WHAT TO PRODUCE.
Print the entries that appear below, exactly as written and without their pictures.

DATA SUPPLIED.
--------

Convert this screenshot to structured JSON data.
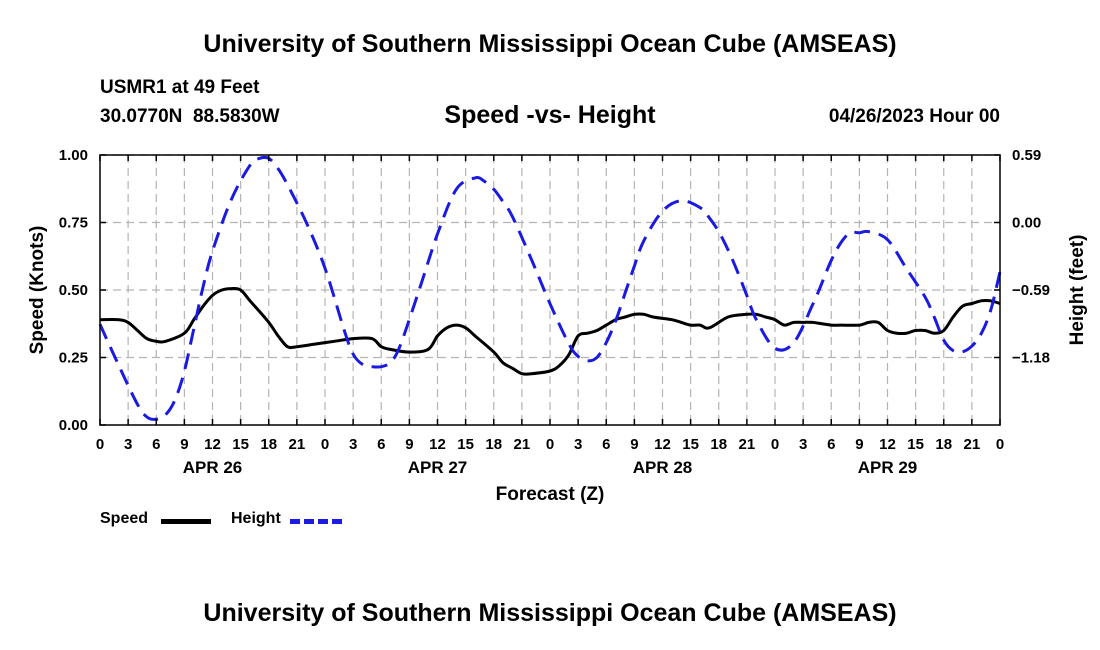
{
  "header": {
    "title": "University of Southern Mississippi Ocean Cube (AMSEAS)",
    "station": "USMR1 at 49 Feet",
    "coords": "30.0770N  88.5830W",
    "subtitle": "Speed -vs- Height",
    "timestamp": "04/26/2023 Hour 00"
  },
  "footer": {
    "title": "University of Southern Mississippi Ocean Cube (AMSEAS)"
  },
  "legend": {
    "speed": "Speed",
    "height": "Height"
  },
  "colors": {
    "speed": "#000000",
    "height": "#1a1ae0",
    "grid": "#b4b4b4"
  },
  "chart_data": {
    "type": "line",
    "xlabel": "Forecast (Z)",
    "ylabel": "Speed (Knots)",
    "y2label": "Height (feet)",
    "xlim": [
      0,
      96
    ],
    "ylim": [
      0,
      1
    ],
    "y2lim": [
      -1.77,
      0.59
    ],
    "x_ticks": [
      0,
      3,
      6,
      9,
      12,
      15,
      18,
      21,
      24,
      27,
      30,
      33,
      36,
      39,
      42,
      45,
      48,
      51,
      54,
      57,
      60,
      63,
      66,
      69,
      72,
      75,
      78,
      81,
      84,
      87,
      90,
      93,
      96
    ],
    "x_tick_labels": [
      "0",
      "3",
      "6",
      "9",
      "12",
      "15",
      "18",
      "21",
      "0",
      "3",
      "6",
      "9",
      "12",
      "15",
      "18",
      "21",
      "0",
      "3",
      "6",
      "9",
      "12",
      "15",
      "18",
      "21",
      "0",
      "3",
      "6",
      "9",
      "12",
      "15",
      "18",
      "21",
      "0"
    ],
    "date_labels": [
      {
        "x": 12,
        "label": "APR 26"
      },
      {
        "x": 36,
        "label": "APR 27"
      },
      {
        "x": 60,
        "label": "APR 28"
      },
      {
        "x": 84,
        "label": "APR 29"
      }
    ],
    "y_ticks": [
      0,
      0.25,
      0.5,
      0.75,
      1.0
    ],
    "y_tick_labels": [
      "0.00",
      "0.25",
      "0.50",
      "0.75",
      "1.00"
    ],
    "y2_ticks": [
      -1.18,
      -0.59,
      0.0,
      0.59
    ],
    "y2_tick_labels": [
      "−1.18",
      "−0.59",
      "0.00",
      "0.59"
    ],
    "series": [
      {
        "name": "Speed",
        "axis": "left",
        "x": [
          0,
          2,
          3,
          4,
          5,
          6,
          7,
          9,
          10,
          11,
          12,
          13,
          14,
          15,
          16,
          18,
          19,
          20,
          21,
          23,
          25,
          27,
          29,
          30,
          31,
          33,
          35,
          36,
          37,
          38,
          39,
          40,
          42,
          43,
          44,
          45,
          46,
          48,
          49,
          50,
          51,
          52,
          53,
          54,
          55,
          56,
          57,
          58,
          59,
          61,
          62,
          63,
          64,
          65,
          67,
          69,
          70,
          71,
          72,
          73,
          74,
          75,
          76,
          78,
          79,
          81,
          82,
          83,
          84,
          85,
          86,
          87,
          88,
          89,
          90,
          91,
          92,
          93,
          94,
          95,
          96
        ],
        "values": [
          0.39,
          0.39,
          0.38,
          0.35,
          0.32,
          0.31,
          0.31,
          0.34,
          0.39,
          0.44,
          0.48,
          0.5,
          0.505,
          0.5,
          0.46,
          0.38,
          0.33,
          0.29,
          0.29,
          0.3,
          0.31,
          0.32,
          0.32,
          0.29,
          0.28,
          0.27,
          0.28,
          0.33,
          0.36,
          0.37,
          0.36,
          0.33,
          0.27,
          0.23,
          0.21,
          0.19,
          0.19,
          0.2,
          0.22,
          0.26,
          0.33,
          0.34,
          0.35,
          0.37,
          0.39,
          0.4,
          0.41,
          0.41,
          0.4,
          0.39,
          0.38,
          0.37,
          0.37,
          0.36,
          0.4,
          0.41,
          0.41,
          0.4,
          0.39,
          0.37,
          0.38,
          0.38,
          0.38,
          0.37,
          0.37,
          0.37,
          0.38,
          0.38,
          0.35,
          0.34,
          0.34,
          0.35,
          0.35,
          0.34,
          0.35,
          0.4,
          0.44,
          0.45,
          0.46,
          0.46,
          0.45
        ]
      },
      {
        "name": "Height",
        "axis": "right",
        "x": [
          0,
          2,
          4,
          5,
          6,
          7,
          8,
          9,
          10,
          11,
          12,
          14,
          16,
          17,
          18,
          19,
          20,
          22,
          24,
          26,
          27,
          28,
          29,
          30,
          31,
          32,
          34,
          36,
          38,
          40,
          41,
          42,
          43,
          44,
          46,
          48,
          50,
          51,
          52,
          53,
          54,
          55,
          56,
          57,
          58,
          60,
          62,
          64,
          65,
          66,
          67,
          68,
          69,
          70,
          72,
          74,
          76,
          77,
          78,
          79,
          80,
          81,
          82,
          84,
          86,
          88,
          89,
          90,
          91,
          92,
          93,
          94,
          95,
          96
        ],
        "values": [
          -0.89,
          -1.25,
          -1.59,
          -1.7,
          -1.72,
          -1.68,
          -1.55,
          -1.3,
          -0.93,
          -0.56,
          -0.25,
          0.2,
          0.5,
          0.56,
          0.56,
          0.47,
          0.33,
          0.0,
          -0.4,
          -0.93,
          -1.15,
          -1.24,
          -1.26,
          -1.26,
          -1.22,
          -1.08,
          -0.6,
          -0.1,
          0.29,
          0.39,
          0.36,
          0.29,
          0.18,
          0.05,
          -0.32,
          -0.71,
          -1.06,
          -1.17,
          -1.21,
          -1.18,
          -1.05,
          -0.86,
          -0.62,
          -0.38,
          -0.16,
          0.1,
          0.19,
          0.13,
          0.04,
          -0.08,
          -0.24,
          -0.43,
          -0.64,
          -0.85,
          -1.1,
          -1.05,
          -0.72,
          -0.53,
          -0.33,
          -0.18,
          -0.09,
          -0.09,
          -0.08,
          -0.15,
          -0.4,
          -0.65,
          -0.83,
          -1.03,
          -1.12,
          -1.13,
          -1.08,
          -0.97,
          -0.77,
          -0.43
        ]
      }
    ]
  }
}
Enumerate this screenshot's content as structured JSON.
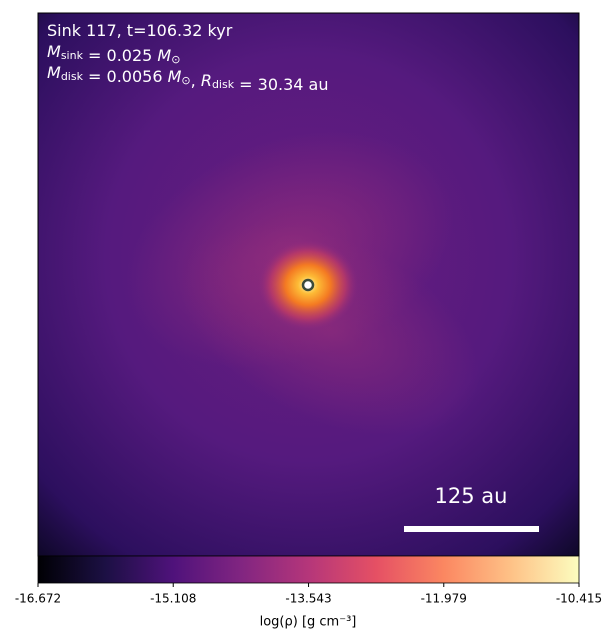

--------

WORKED ANSWER.
Convert this screenshot to structured JSON data.
{
  "header": {
    "title": "University of Southern Mississippi Ocean Cube (AMSEAS)",
    "station": "USMR1 at 49 Feet",
    "coords": "30.0770N  88.5830W",
    "subtitle": "Speed -vs- Height",
    "timestamp": "04/26/2023 Hour 00"
  },
  "footer": {
    "title": "University of Southern Mississippi Ocean Cube (AMSEAS)"
  },
  "legend": {
    "speed": "Speed",
    "height": "Height"
  },
  "colors": {
    "speed": "#000000",
    "height": "#1a1ae0",
    "grid": "#b4b4b4"
  },
  "chart_data": {
    "type": "line",
    "xlabel": "Forecast (Z)",
    "ylabel": "Speed (Knots)",
    "y2label": "Height (feet)",
    "xlim": [
      0,
      96
    ],
    "ylim": [
      0,
      1
    ],
    "y2lim": [
      -1.77,
      0.59
    ],
    "x_ticks": [
      0,
      3,
      6,
      9,
      12,
      15,
      18,
      21,
      24,
      27,
      30,
      33,
      36,
      39,
      42,
      45,
      48,
      51,
      54,
      57,
      60,
      63,
      66,
      69,
      72,
      75,
      78,
      81,
      84,
      87,
      90,
      93,
      96
    ],
    "x_tick_labels": [
      "0",
      "3",
      "6",
      "9",
      "12",
      "15",
      "18",
      "21",
      "0",
      "3",
      "6",
      "9",
      "12",
      "15",
      "18",
      "21",
      "0",
      "3",
      "6",
      "9",
      "12",
      "15",
      "18",
      "21",
      "0",
      "3",
      "6",
      "9",
      "12",
      "15",
      "18",
      "21",
      "0"
    ],
    "date_labels": [
      {
        "x": 12,
        "label": "APR 26"
      },
      {
        "x": 36,
        "label": "APR 27"
      },
      {
        "x": 60,
        "label": "APR 28"
      },
      {
        "x": 84,
        "label": "APR 29"
      }
    ],
    "y_ticks": [
      0,
      0.25,
      0.5,
      0.75,
      1.0
    ],
    "y_tick_labels": [
      "0.00",
      "0.25",
      "0.50",
      "0.75",
      "1.00"
    ],
    "y2_ticks": [
      -1.18,
      -0.59,
      0.0,
      0.59
    ],
    "y2_tick_labels": [
      "−1.18",
      "−0.59",
      "0.00",
      "0.59"
    ],
    "series": [
      {
        "name": "Speed",
        "axis": "left",
        "x": [
          0,
          2,
          3,
          4,
          5,
          6,
          7,
          9,
          10,
          11,
          12,
          13,
          14,
          15,
          16,
          18,
          19,
          20,
          21,
          23,
          25,
          27,
          29,
          30,
          31,
          33,
          35,
          36,
          37,
          38,
          39,
          40,
          42,
          43,
          44,
          45,
          46,
          48,
          49,
          50,
          51,
          52,
          53,
          54,
          55,
          56,
          57,
          58,
          59,
          61,
          62,
          63,
          64,
          65,
          67,
          69,
          70,
          71,
          72,
          73,
          74,
          75,
          76,
          78,
          79,
          81,
          82,
          83,
          84,
          85,
          86,
          87,
          88,
          89,
          90,
          91,
          92,
          93,
          94,
          95,
          96
        ],
        "values": [
          0.39,
          0.39,
          0.38,
          0.35,
          0.32,
          0.31,
          0.31,
          0.34,
          0.39,
          0.44,
          0.48,
          0.5,
          0.505,
          0.5,
          0.46,
          0.38,
          0.33,
          0.29,
          0.29,
          0.3,
          0.31,
          0.32,
          0.32,
          0.29,
          0.28,
          0.27,
          0.28,
          0.33,
          0.36,
          0.37,
          0.36,
          0.33,
          0.27,
          0.23,
          0.21,
          0.19,
          0.19,
          0.2,
          0.22,
          0.26,
          0.33,
          0.34,
          0.35,
          0.37,
          0.39,
          0.4,
          0.41,
          0.41,
          0.4,
          0.39,
          0.38,
          0.37,
          0.37,
          0.36,
          0.4,
          0.41,
          0.41,
          0.4,
          0.39,
          0.37,
          0.38,
          0.38,
          0.38,
          0.37,
          0.37,
          0.37,
          0.38,
          0.38,
          0.35,
          0.34,
          0.34,
          0.35,
          0.35,
          0.34,
          0.35,
          0.4,
          0.44,
          0.45,
          0.46,
          0.46,
          0.45
        ]
      },
      {
        "name": "Height",
        "axis": "right",
        "x": [
          0,
          2,
          4,
          5,
          6,
          7,
          8,
          9,
          10,
          11,
          12,
          14,
          16,
          17,
          18,
          19,
          20,
          22,
          24,
          26,
          27,
          28,
          29,
          30,
          31,
          32,
          34,
          36,
          38,
          40,
          41,
          42,
          43,
          44,
          46,
          48,
          50,
          51,
          52,
          53,
          54,
          55,
          56,
          57,
          58,
          60,
          62,
          64,
          65,
          66,
          67,
          68,
          69,
          70,
          72,
          74,
          76,
          77,
          78,
          79,
          80,
          81,
          82,
          84,
          86,
          88,
          89,
          90,
          91,
          92,
          93,
          94,
          95,
          96
        ],
        "values": [
          -0.89,
          -1.25,
          -1.59,
          -1.7,
          -1.72,
          -1.68,
          -1.55,
          -1.3,
          -0.93,
          -0.56,
          -0.25,
          0.2,
          0.5,
          0.56,
          0.56,
          0.47,
          0.33,
          0.0,
          -0.4,
          -0.93,
          -1.15,
          -1.24,
          -1.26,
          -1.26,
          -1.22,
          -1.08,
          -0.6,
          -0.1,
          0.29,
          0.39,
          0.36,
          0.29,
          0.18,
          0.05,
          -0.32,
          -0.71,
          -1.06,
          -1.17,
          -1.21,
          -1.18,
          -1.05,
          -0.86,
          -0.62,
          -0.38,
          -0.16,
          0.1,
          0.19,
          0.13,
          0.04,
          -0.08,
          -0.24,
          -0.43,
          -0.64,
          -0.85,
          -1.1,
          -1.05,
          -0.72,
          -0.53,
          -0.33,
          -0.18,
          -0.09,
          -0.09,
          -0.08,
          -0.15,
          -0.4,
          -0.65,
          -0.83,
          -1.03,
          -1.12,
          -1.13,
          -1.08,
          -0.97,
          -0.77,
          -0.43
        ]
      }
    ]
  }
}
Enumerate this screenshot's content as structured JSON.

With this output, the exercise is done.